PASSAGE:
Document Type : Original Article(s)

Authors

1 Professor, Isfahan Cardiovascular Research Center, Isfahan Cardiovascular Research Institute, Isfahan University of Medical Sciences, Isfahan, Iran

2 Resident, Cardiac Rehabilitation Research Center, Isfahan Cardiovascular Research Institute, Isfahan University of Medical Sciences, Isfahan, Iran

Abstract

BACKGROUND: Myocardial infarction (MI) is a cardiac cell death following the imbalance of supply and demand. Electrocardiography (ECG) is a diagnostic test for MI and can help the clinicians to estimate the severity and size of infarction, to suggest the artery related to the infarct and localize the pathology. The aim of this study is to evaluate the diagnostic value of ECG in posterior MI (PMI) compared with angiographic findings. METHODS: In a prospective observational study, using simple sampling patients with diagnosis of PMI (ST elevation in at least two consecutive leads V7, V8, and V9) were enrolled and all standard 12 leads and also V7, V8, V9 and right leads, including V3R and V4R were recorded and angiography was performed. ECG changes were recorded and compared with angiography findings. RESULTS: In this study, totally 138 patients were enrolled (mean ± standard deviation age of 65.00 ± 12.97 and 76.8% male). Left circumflex artery (LCX), right coronary artery (RCA) and left anterior descending artery (LAD) occlusions occurred in 65.9, 50.7, and 29 percent respectively. Patients with LCX occlusion had a significantly higher frequency of ST elevation in V5, V6, I and AVL (P ≤ 0.001). Patients with RCA occlusion had a significantly higher frequency of ST elevation in V1, V3R, and V4R and also ST depression in V5 and V6 (P ≤ 0.001). CONCLUSION: In PMI, there is a relationship between ECG findings and different coronary artery occlusions. Hence that ECG is a useful tool to predict the LCX or RCA occlusion in PMI.

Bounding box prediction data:
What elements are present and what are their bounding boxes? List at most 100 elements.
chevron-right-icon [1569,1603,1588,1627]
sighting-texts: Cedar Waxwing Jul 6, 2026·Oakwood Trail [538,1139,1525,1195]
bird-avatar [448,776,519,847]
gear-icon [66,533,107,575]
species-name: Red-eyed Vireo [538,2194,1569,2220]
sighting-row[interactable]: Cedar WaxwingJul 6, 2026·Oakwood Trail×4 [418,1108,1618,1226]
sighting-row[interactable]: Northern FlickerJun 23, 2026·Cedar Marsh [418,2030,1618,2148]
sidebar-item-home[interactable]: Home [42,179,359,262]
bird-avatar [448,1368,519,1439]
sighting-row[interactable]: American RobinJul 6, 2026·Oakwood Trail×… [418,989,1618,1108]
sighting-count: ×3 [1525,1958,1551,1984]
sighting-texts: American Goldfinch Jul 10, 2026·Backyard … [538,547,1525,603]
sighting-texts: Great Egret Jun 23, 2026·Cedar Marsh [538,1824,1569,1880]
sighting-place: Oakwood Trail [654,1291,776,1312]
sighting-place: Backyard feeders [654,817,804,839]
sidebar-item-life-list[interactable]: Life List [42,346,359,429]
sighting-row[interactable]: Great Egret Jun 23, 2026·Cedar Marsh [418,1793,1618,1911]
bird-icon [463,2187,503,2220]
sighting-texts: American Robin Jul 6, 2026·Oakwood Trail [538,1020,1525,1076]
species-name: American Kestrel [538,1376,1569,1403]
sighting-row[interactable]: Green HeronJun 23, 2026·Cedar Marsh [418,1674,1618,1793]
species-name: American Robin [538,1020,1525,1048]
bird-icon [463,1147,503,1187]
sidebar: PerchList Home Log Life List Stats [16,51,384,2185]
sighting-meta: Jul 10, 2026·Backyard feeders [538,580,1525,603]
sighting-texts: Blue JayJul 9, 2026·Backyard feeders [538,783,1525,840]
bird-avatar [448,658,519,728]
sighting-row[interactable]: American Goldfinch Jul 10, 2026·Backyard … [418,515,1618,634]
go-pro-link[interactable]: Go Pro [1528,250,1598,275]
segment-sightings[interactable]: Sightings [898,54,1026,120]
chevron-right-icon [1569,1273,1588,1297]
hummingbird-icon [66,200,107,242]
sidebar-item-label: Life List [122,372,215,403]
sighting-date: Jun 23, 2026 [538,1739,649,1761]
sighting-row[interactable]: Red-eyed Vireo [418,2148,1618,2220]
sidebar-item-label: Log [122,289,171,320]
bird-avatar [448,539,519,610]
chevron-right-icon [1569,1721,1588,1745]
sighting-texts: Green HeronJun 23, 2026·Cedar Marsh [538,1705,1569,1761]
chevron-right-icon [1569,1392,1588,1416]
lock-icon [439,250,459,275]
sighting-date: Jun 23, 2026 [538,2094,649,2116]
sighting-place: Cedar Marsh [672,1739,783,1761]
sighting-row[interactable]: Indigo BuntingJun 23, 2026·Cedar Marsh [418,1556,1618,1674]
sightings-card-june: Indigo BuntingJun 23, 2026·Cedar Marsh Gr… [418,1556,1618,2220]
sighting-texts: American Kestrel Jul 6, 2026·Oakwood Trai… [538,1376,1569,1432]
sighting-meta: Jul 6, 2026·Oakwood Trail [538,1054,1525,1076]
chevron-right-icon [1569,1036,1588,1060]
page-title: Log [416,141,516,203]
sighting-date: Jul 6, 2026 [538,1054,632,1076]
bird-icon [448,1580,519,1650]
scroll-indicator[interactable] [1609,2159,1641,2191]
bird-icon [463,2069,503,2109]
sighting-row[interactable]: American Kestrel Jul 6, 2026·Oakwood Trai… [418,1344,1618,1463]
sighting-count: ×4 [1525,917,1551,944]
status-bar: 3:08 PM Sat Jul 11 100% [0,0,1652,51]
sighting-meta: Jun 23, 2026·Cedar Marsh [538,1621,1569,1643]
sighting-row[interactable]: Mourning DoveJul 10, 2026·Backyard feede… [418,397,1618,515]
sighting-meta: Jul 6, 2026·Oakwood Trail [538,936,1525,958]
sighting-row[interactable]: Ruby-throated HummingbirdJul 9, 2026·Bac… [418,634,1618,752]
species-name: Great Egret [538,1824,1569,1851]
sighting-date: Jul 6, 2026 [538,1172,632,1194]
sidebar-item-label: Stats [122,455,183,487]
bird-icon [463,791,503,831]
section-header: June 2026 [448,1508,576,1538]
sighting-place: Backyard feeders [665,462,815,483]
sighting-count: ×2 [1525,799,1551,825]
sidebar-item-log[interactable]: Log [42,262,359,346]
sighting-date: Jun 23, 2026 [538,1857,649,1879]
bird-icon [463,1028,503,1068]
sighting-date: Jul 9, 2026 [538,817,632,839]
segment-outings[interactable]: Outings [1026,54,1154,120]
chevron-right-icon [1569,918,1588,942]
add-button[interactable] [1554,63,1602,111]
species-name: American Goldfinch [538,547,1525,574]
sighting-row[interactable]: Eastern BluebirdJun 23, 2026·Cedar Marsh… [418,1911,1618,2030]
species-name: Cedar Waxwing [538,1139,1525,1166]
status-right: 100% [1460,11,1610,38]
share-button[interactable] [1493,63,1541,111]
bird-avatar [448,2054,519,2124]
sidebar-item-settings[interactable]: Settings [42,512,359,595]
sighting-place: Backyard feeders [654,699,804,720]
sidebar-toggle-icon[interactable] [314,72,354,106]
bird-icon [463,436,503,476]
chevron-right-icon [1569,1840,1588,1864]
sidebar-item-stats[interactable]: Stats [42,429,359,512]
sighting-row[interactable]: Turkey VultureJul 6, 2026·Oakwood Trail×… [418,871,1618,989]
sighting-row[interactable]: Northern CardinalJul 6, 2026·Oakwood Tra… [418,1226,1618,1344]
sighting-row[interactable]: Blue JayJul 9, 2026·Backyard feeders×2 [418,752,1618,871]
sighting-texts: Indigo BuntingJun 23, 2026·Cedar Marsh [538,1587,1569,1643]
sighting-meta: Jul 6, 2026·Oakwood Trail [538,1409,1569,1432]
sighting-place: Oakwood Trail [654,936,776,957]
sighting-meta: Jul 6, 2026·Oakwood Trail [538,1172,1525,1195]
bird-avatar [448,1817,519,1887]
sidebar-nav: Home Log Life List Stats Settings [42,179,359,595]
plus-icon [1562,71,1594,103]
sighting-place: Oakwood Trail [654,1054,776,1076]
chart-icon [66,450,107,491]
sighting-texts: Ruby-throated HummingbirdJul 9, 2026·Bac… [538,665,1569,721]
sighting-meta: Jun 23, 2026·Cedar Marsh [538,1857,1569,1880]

EXERCISE SET:
(a) Based on the abstract, say whether each statement agrees with it. For each, answer yes or no and quote the words that decide it. (i) The study enrolled 138 patients. (ii) Occlusion of the left anterior descending artery was the most frequent of the three occlusions reported. (iii) Patients with RCA occlusion more often showed ST depression in V5 and V6.
(b) According to the abstract, what share of the enrolled patients were male?
None of the rows are needed.

ANSWER SECTION:
(a)
(i) Yes: "totally 138 patients were enrolled"
(ii) No: "Left circumflex artery (LCX), right coronary artery (RCA) and left anterior descending artery (LAD) occlusions occurred in 65.9, 50.7, and 29 percent respectively"
(iii) Yes: "Patients with RCA occlusion had a significantly higher frequency of ST elevation in V1, V3R, and V4R and also ST depression in V5 and V6"

(b) 76.8%